Would you set down every entry shown below, precisely as written?

Dataset entries
------------------------------

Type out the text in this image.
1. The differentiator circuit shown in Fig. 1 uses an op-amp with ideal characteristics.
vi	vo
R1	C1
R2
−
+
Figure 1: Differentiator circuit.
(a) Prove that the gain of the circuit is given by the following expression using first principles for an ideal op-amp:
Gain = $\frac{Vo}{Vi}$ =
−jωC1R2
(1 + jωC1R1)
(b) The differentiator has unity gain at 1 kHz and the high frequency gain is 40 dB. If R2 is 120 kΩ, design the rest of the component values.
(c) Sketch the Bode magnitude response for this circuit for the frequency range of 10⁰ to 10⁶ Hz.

------------------------------

__Answer for the task__.
Type out the text in this image.
1. The differentiator circuit shown in Fig. 1 uses an op-amp with ideal characteristics.
vi	vo
R1	C1
R2
−
+
Figure 1: Differentiator circuit.
(a) Prove that the gain of the circuit is given by the following expression using first principles for an ideal op-amp:
Gain = $\frac{Vo}{Vi}$ =
−jωC1R2
(1 + jωC1R1)
(b) The differentiator has unity gain at 1 kHz and the high frequency gain is 40 dB. If R2 is 120 kΩ, design the rest of the component values.
(c) Sketch the Bode magnitude response for this circuit for the frequency range of 10⁰ to 10⁶ Hz.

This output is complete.